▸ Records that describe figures

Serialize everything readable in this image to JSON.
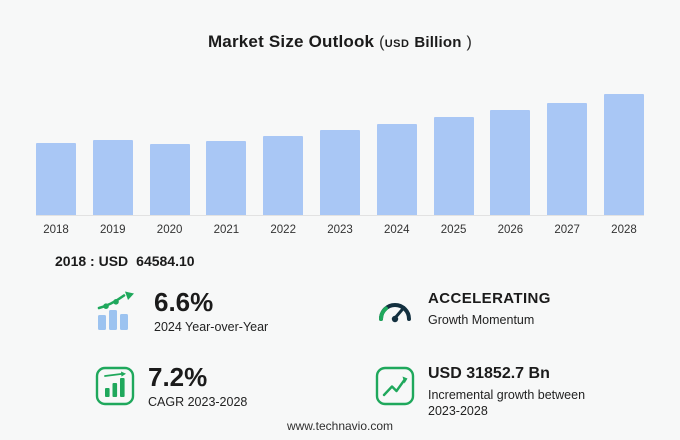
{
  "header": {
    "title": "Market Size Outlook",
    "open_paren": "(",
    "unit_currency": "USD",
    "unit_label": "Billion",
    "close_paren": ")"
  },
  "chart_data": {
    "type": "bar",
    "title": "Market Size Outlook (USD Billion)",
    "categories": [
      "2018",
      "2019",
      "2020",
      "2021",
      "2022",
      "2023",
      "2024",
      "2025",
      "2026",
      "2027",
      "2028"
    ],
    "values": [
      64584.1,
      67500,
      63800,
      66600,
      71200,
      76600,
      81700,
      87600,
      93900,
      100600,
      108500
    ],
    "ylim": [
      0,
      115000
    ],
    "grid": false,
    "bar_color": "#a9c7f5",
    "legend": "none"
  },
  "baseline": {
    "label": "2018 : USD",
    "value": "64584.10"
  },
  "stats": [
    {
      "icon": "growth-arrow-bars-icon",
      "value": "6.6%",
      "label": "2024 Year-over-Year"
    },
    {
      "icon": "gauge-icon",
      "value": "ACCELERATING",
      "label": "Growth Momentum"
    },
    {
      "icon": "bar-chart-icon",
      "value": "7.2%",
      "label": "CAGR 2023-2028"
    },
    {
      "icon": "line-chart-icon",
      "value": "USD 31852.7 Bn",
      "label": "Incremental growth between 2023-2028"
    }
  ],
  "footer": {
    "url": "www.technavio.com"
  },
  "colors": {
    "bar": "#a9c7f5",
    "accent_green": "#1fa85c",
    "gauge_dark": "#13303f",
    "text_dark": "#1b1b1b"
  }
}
* * *
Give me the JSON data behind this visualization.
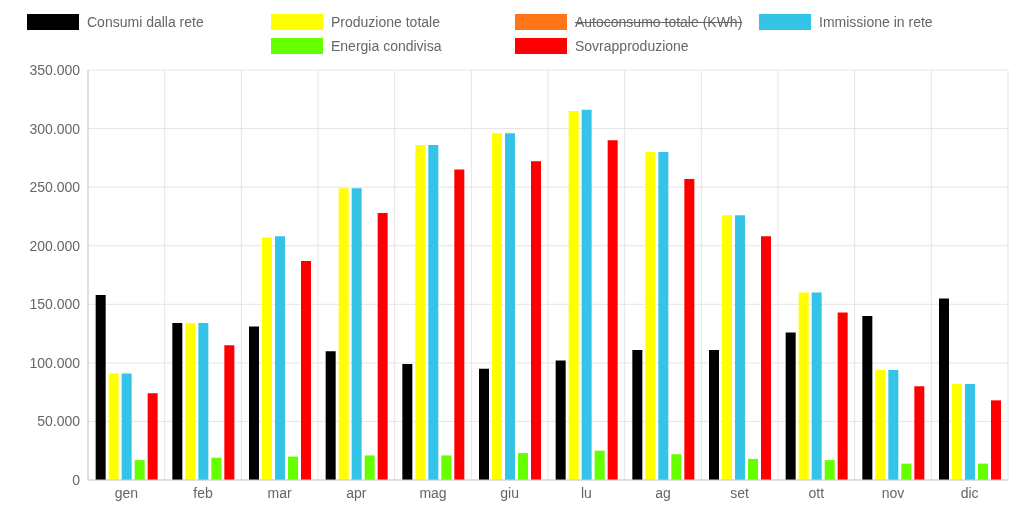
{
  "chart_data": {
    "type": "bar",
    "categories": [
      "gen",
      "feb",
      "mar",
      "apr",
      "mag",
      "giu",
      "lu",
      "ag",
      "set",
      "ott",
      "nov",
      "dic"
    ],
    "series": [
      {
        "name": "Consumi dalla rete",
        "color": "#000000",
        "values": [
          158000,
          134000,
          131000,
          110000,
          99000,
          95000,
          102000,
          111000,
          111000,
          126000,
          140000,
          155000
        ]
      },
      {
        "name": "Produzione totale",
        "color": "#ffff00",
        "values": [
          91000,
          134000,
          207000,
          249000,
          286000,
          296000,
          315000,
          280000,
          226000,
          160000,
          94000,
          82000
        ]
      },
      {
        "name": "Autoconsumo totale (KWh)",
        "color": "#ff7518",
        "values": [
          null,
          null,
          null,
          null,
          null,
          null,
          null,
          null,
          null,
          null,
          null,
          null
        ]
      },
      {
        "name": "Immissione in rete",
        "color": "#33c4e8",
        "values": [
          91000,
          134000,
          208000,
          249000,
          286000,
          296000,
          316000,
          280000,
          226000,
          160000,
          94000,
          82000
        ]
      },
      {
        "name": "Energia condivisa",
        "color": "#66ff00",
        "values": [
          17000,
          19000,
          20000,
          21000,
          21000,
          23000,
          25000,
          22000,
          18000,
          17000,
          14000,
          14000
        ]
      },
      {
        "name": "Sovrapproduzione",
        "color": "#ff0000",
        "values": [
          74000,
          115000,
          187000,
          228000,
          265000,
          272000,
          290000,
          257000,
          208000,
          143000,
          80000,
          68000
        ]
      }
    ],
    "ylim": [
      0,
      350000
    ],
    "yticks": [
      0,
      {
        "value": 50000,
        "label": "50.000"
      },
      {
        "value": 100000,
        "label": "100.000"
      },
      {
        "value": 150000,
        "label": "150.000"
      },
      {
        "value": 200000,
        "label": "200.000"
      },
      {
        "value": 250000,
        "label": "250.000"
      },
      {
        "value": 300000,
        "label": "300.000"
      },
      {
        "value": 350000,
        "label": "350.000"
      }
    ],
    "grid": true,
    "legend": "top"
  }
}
--
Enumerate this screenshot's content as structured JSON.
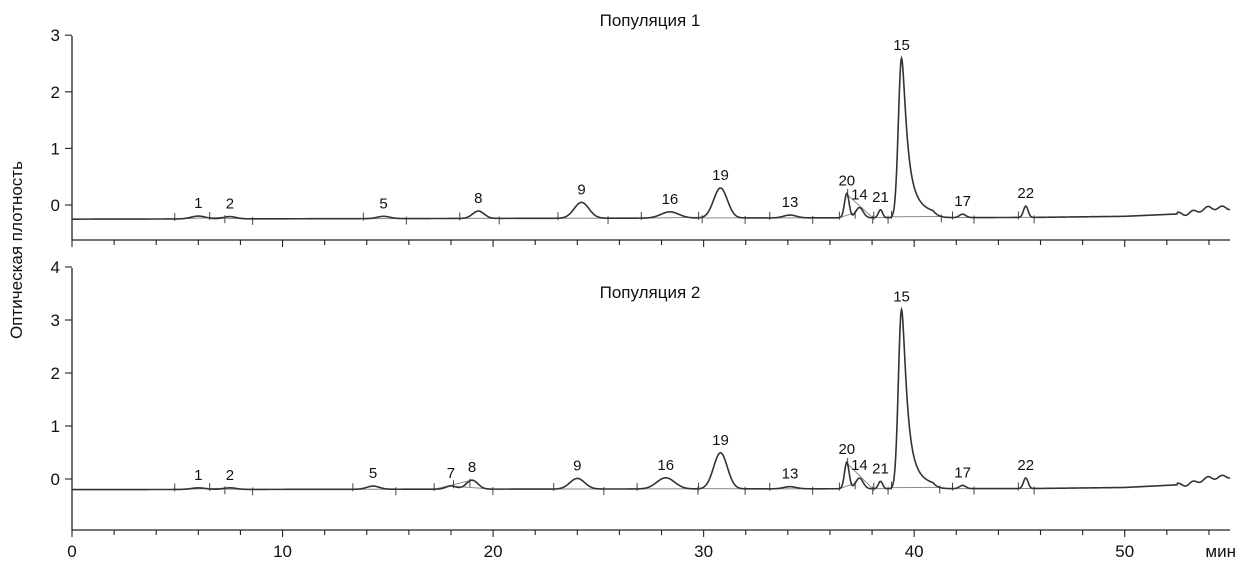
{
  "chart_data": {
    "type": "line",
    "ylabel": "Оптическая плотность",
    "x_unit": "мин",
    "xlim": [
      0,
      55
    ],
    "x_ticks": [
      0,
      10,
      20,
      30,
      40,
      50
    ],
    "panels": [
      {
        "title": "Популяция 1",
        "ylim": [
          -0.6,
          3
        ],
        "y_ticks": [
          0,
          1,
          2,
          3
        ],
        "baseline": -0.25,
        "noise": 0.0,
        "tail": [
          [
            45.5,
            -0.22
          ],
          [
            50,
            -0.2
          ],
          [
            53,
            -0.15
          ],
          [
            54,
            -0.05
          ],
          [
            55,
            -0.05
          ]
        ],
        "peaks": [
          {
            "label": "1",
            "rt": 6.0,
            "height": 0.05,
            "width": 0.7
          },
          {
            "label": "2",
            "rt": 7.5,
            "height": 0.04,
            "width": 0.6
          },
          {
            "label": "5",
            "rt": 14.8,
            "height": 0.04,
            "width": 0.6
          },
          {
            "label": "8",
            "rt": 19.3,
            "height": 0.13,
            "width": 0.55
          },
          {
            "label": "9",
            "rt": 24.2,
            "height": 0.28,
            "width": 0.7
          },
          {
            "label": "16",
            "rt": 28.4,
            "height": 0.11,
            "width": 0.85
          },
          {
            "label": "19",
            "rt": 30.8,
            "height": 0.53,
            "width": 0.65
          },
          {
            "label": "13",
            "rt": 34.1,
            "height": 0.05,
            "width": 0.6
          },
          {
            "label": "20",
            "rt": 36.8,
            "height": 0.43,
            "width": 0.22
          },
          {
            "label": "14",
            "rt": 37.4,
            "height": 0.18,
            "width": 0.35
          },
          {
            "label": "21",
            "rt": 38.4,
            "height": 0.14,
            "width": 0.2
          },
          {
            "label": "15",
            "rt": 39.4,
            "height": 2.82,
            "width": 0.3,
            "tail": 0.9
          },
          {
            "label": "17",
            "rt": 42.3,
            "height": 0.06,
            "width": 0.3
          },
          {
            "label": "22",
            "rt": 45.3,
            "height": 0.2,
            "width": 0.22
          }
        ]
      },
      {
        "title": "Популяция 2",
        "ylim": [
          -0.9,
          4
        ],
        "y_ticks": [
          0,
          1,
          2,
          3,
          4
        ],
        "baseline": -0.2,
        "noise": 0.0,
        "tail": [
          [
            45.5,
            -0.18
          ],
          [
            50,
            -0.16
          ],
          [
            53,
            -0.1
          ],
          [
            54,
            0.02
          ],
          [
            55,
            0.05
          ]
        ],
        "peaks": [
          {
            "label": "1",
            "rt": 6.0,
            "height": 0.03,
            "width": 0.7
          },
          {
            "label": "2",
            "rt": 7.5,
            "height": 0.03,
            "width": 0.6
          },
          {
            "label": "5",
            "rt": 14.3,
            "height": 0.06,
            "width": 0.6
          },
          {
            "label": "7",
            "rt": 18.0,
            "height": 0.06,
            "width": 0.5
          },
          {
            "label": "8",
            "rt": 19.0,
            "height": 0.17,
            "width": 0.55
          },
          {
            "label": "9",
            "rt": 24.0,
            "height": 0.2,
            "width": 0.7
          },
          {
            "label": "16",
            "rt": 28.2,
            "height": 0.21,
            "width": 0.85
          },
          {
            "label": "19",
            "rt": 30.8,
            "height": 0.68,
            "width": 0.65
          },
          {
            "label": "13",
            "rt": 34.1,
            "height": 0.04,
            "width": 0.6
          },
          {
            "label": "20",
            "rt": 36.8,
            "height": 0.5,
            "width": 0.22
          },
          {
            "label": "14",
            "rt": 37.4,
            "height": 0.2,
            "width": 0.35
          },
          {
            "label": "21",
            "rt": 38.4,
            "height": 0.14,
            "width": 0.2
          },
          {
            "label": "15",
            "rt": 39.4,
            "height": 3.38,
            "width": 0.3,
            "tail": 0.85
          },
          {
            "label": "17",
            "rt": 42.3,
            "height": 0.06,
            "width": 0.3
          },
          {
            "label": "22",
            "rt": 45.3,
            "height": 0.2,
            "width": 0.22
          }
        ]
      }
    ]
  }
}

▸ TASK PROMPT
Tell how many lines contain the word "title", using only the number.

▸ WRITTEN SOLUTION
4